*Records provided:*
>> BEGIN

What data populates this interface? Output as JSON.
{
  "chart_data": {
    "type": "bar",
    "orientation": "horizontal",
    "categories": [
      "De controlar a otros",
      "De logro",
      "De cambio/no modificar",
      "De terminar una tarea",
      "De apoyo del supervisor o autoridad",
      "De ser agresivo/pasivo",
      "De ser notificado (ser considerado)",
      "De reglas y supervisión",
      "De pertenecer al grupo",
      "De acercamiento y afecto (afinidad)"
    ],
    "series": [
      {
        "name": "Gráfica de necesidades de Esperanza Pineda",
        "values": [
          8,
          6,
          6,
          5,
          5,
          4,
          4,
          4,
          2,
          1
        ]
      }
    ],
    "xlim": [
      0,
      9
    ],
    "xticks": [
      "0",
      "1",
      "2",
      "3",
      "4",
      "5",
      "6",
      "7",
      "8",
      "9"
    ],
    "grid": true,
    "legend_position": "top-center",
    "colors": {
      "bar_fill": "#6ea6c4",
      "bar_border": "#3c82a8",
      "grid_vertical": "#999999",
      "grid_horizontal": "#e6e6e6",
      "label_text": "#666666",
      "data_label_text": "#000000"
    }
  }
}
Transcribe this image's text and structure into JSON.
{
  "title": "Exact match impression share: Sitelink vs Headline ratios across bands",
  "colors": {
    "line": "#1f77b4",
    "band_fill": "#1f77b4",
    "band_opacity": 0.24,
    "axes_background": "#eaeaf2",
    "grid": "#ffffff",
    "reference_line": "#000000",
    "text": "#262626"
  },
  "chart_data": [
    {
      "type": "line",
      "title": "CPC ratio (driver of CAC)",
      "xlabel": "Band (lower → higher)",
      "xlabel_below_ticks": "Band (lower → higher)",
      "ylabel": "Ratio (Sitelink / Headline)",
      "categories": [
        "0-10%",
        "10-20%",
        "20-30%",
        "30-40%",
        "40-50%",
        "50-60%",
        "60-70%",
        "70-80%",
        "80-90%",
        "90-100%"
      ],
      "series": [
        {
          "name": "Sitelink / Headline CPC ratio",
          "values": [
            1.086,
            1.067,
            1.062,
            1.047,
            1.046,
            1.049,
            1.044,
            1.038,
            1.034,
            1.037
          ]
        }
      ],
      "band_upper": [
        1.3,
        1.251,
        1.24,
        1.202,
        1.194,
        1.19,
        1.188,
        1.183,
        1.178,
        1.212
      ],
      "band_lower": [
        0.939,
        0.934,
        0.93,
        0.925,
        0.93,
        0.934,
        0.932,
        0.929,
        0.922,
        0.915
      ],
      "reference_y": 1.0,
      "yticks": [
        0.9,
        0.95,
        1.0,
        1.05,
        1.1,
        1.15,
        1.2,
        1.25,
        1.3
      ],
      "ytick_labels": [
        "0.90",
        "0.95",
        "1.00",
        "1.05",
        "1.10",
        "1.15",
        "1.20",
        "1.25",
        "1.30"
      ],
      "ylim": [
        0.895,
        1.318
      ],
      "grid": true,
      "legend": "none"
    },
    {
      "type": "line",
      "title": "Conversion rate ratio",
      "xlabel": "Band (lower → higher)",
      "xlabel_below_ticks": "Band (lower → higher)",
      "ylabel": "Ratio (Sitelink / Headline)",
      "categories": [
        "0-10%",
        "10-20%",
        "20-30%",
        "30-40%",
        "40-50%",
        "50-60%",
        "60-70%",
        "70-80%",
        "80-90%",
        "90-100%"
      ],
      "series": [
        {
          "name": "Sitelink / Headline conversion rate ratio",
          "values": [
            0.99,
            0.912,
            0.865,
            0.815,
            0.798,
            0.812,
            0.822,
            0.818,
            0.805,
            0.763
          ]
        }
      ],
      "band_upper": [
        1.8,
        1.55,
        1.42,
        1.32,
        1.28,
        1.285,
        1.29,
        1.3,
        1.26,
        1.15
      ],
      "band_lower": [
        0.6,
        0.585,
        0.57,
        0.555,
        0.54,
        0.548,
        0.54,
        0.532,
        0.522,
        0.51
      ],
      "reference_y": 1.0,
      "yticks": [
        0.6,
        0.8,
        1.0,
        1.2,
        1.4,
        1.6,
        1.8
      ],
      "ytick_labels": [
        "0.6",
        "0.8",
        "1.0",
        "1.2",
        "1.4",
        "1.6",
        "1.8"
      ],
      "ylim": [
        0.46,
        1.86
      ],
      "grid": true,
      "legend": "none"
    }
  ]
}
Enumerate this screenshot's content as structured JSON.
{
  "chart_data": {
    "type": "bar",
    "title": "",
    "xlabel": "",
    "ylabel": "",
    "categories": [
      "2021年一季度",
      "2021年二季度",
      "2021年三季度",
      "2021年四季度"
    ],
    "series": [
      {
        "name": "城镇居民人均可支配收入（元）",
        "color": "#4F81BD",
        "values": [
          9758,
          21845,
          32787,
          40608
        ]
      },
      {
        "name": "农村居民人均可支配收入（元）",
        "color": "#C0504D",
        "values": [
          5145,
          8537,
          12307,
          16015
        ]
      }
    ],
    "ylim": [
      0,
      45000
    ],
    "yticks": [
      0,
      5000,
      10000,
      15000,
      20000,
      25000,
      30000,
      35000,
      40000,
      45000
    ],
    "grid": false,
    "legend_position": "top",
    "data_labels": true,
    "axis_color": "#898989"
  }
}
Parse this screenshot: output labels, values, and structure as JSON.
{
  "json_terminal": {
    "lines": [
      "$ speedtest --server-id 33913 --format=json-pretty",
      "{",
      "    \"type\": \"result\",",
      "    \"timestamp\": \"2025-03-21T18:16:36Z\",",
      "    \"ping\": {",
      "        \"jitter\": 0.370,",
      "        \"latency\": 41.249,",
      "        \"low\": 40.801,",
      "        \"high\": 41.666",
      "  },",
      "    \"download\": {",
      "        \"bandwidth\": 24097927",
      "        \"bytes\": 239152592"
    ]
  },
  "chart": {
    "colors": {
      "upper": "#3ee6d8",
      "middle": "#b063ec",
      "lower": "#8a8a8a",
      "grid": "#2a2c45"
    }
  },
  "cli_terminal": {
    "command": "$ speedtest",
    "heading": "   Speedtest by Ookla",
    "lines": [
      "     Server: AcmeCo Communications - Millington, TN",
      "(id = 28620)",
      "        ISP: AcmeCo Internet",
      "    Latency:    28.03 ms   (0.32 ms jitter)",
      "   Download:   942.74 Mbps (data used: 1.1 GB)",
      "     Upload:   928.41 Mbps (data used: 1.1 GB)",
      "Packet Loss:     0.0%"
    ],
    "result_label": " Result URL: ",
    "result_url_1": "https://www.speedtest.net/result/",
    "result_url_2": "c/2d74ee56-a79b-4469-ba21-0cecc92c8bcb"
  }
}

>> END

*What needs to be done:* List the lines of the material in which the word "true" occurs.

*Written solution:*
    "grid": true,
      "grid": true,
      "grid": true,
    "data_labels": true,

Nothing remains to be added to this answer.